__LISTED ENTRIES__

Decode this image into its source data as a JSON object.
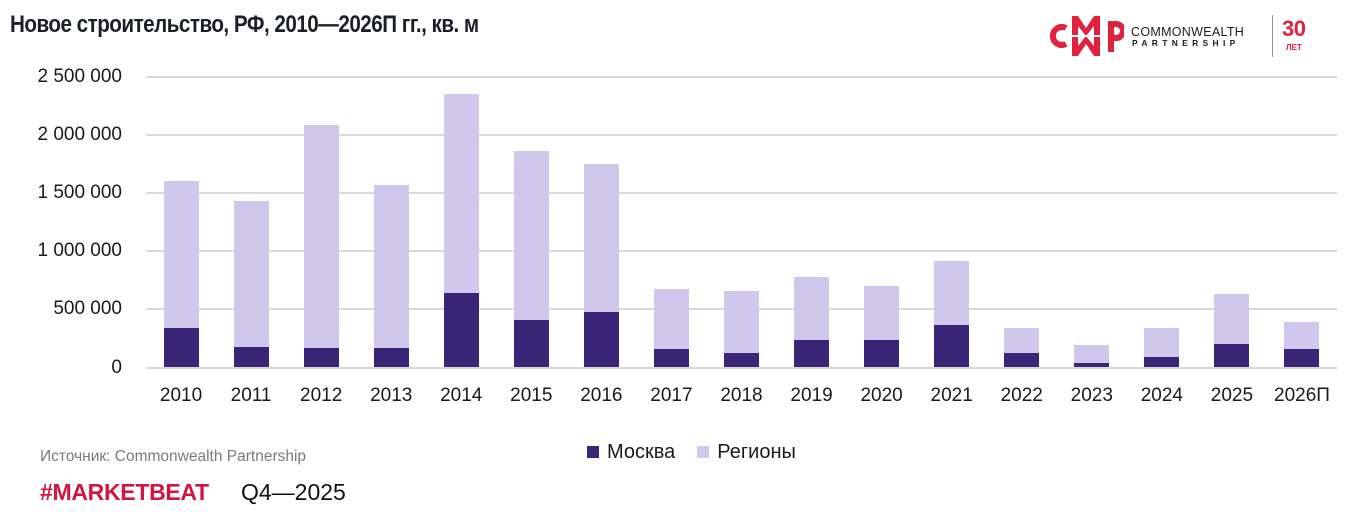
{
  "header": {
    "title": "Новое строительство, РФ, 2010—2026П гг., кв. м"
  },
  "logo": {
    "mark": "CWP",
    "brand_line1": "COMMONWEALTH",
    "brand_line2": "PARTNERSHIP",
    "years": "30",
    "years_sub": "ЛЕТ",
    "color": "#e0223f"
  },
  "legend": {
    "items": [
      {
        "label": "Москва",
        "color": "#3b2577"
      },
      {
        "label": "Регионы",
        "color": "#d0c8ec"
      }
    ]
  },
  "footer": {
    "source": "Источник: Commonwealth Partnership",
    "marketbeat": "#MARKETBEAT",
    "quarter": "Q4—2025",
    "marketbeat_color": "#d2163f"
  },
  "chart_data": {
    "type": "bar",
    "stacked": true,
    "title": "Новое строительство, РФ, 2010—2026П гг., кв. м",
    "xlabel": "",
    "ylabel": "кв. м",
    "ylim": [
      0,
      2500000
    ],
    "yticks": [
      0,
      500000,
      1000000,
      1500000,
      2000000,
      2500000
    ],
    "ytick_labels": [
      "0",
      "500 000",
      "1 000 000",
      "1 500 000",
      "2 000 000",
      "2 500 000"
    ],
    "grid": true,
    "legend_position": "bottom",
    "categories": [
      "2010",
      "2011",
      "2012",
      "2013",
      "2014",
      "2015",
      "2016",
      "2017",
      "2018",
      "2019",
      "2020",
      "2021",
      "2022",
      "2023",
      "2024",
      "2025",
      "2026П"
    ],
    "series": [
      {
        "name": "Москва",
        "color": "#3b2577",
        "values": [
          338000,
          174000,
          166000,
          166000,
          642000,
          409000,
          476000,
          161000,
          124000,
          239000,
          239000,
          368000,
          127000,
          40000,
          92000,
          204000,
          159000
        ]
      },
      {
        "name": "Регионы",
        "color": "#d0c8ec",
        "values": [
          1270000,
          1261000,
          1924000,
          1407000,
          1715000,
          1457000,
          1275000,
          517000,
          537000,
          543000,
          465000,
          552000,
          215000,
          156000,
          250000,
          431000,
          235000
        ]
      }
    ],
    "totals": [
      1608000,
      1435000,
      2090000,
      1573000,
      2357000,
      1866000,
      1751000,
      678000,
      661000,
      782000,
      704000,
      920000,
      342000,
      196000,
      342000,
      635000,
      394000
    ]
  }
}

__TASK GOAL__
Transcribe the whole listing, character for character, but not its images.

__EXERCISE OUTPUT__
Decode this image into its source data as a JSON object.
{
  "header": {
    "title": "Новое строительство, РФ, 2010—2026П гг., кв. м"
  },
  "logo": {
    "mark": "CWP",
    "brand_line1": "COMMONWEALTH",
    "brand_line2": "PARTNERSHIP",
    "years": "30",
    "years_sub": "ЛЕТ",
    "color": "#e0223f"
  },
  "legend": {
    "items": [
      {
        "label": "Москва",
        "color": "#3b2577"
      },
      {
        "label": "Регионы",
        "color": "#d0c8ec"
      }
    ]
  },
  "footer": {
    "source": "Источник: Commonwealth Partnership",
    "marketbeat": "#MARKETBEAT",
    "quarter": "Q4—2025",
    "marketbeat_color": "#d2163f"
  },
  "chart_data": {
    "type": "bar",
    "stacked": true,
    "title": "Новое строительство, РФ, 2010—2026П гг., кв. м",
    "xlabel": "",
    "ylabel": "кв. м",
    "ylim": [
      0,
      2500000
    ],
    "yticks": [
      0,
      500000,
      1000000,
      1500000,
      2000000,
      2500000
    ],
    "ytick_labels": [
      "0",
      "500 000",
      "1 000 000",
      "1 500 000",
      "2 000 000",
      "2 500 000"
    ],
    "grid": true,
    "legend_position": "bottom",
    "categories": [
      "2010",
      "2011",
      "2012",
      "2013",
      "2014",
      "2015",
      "2016",
      "2017",
      "2018",
      "2019",
      "2020",
      "2021",
      "2022",
      "2023",
      "2024",
      "2025",
      "2026П"
    ],
    "series": [
      {
        "name": "Москва",
        "color": "#3b2577",
        "values": [
          338000,
          174000,
          166000,
          166000,
          642000,
          409000,
          476000,
          161000,
          124000,
          239000,
          239000,
          368000,
          127000,
          40000,
          92000,
          204000,
          159000
        ]
      },
      {
        "name": "Регионы",
        "color": "#d0c8ec",
        "values": [
          1270000,
          1261000,
          1924000,
          1407000,
          1715000,
          1457000,
          1275000,
          517000,
          537000,
          543000,
          465000,
          552000,
          215000,
          156000,
          250000,
          431000,
          235000
        ]
      }
    ],
    "totals": [
      1608000,
      1435000,
      2090000,
      1573000,
      2357000,
      1866000,
      1751000,
      678000,
      661000,
      782000,
      704000,
      920000,
      342000,
      196000,
      342000,
      635000,
      394000
    ]
  }
}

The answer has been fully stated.